**REQUEST:** Repeat exactly each line of the data provided below.

===== DATA LINES

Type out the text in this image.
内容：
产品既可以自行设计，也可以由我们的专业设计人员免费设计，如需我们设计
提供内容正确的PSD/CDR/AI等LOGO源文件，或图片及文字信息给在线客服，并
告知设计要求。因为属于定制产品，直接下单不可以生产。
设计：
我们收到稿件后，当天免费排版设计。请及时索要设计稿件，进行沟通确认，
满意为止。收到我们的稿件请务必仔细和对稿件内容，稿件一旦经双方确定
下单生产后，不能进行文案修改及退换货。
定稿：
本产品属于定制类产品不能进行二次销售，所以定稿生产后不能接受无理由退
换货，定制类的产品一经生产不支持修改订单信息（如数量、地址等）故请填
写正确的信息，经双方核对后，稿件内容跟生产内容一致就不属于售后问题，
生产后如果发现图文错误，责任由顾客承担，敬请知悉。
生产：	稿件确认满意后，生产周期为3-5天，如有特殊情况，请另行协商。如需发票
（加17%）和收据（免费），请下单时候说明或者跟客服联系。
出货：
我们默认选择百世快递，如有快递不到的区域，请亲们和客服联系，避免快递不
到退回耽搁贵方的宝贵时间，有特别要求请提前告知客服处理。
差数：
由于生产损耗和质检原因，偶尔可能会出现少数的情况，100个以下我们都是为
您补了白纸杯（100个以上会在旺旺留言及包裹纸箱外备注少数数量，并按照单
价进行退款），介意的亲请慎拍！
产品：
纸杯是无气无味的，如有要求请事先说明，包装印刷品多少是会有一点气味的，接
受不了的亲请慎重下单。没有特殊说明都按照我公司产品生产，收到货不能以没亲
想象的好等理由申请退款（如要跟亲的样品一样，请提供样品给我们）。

==========

**TASK SOLUTION:**
Type out the text in this image.
内容：
产品既可以自行设计，也可以由我们的专业设计人员免费设计，如需我们设计
提供内容正确的PSD/CDR/AI等LOGO源文件，或图片及文字信息给在线客服，并
告知设计要求。因为属于定制产品，直接下单不可以生产。
设计：
我们收到稿件后，当天免费排版设计。请及时索要设计稿件，进行沟通确认，
满意为止。收到我们的稿件请务必仔细和对稿件内容，稿件一旦经双方确定
下单生产后，不能进行文案修改及退换货。
定稿：
本产品属于定制类产品不能进行二次销售，所以定稿生产后不能接受无理由退
换货，定制类的产品一经生产不支持修改订单信息（如数量、地址等）故请填
写正确的信息，经双方核对后，稿件内容跟生产内容一致就不属于售后问题，
生产后如果发现图文错误，责任由顾客承担，敬请知悉。
生产：	稿件确认满意后，生产周期为3-5天，如有特殊情况，请另行协商。如需发票
（加17%）和收据（免费），请下单时候说明或者跟客服联系。
出货：
我们默认选择百世快递，如有快递不到的区域，请亲们和客服联系，避免快递不
到退回耽搁贵方的宝贵时间，有特别要求请提前告知客服处理。
差数：
由于生产损耗和质检原因，偶尔可能会出现少数的情况，100个以下我们都是为
您补了白纸杯（100个以上会在旺旺留言及包裹纸箱外备注少数数量，并按照单
价进行退款），介意的亲请慎拍！
产品：
纸杯是无气无味的，如有要求请事先说明，包装印刷品多少是会有一点气味的，接
受不了的亲请慎重下单。没有特殊说明都按照我公司产品生产，收到货不能以没亲
想象的好等理由申请退款（如要跟亲的样品一样，请提供样品给我们）。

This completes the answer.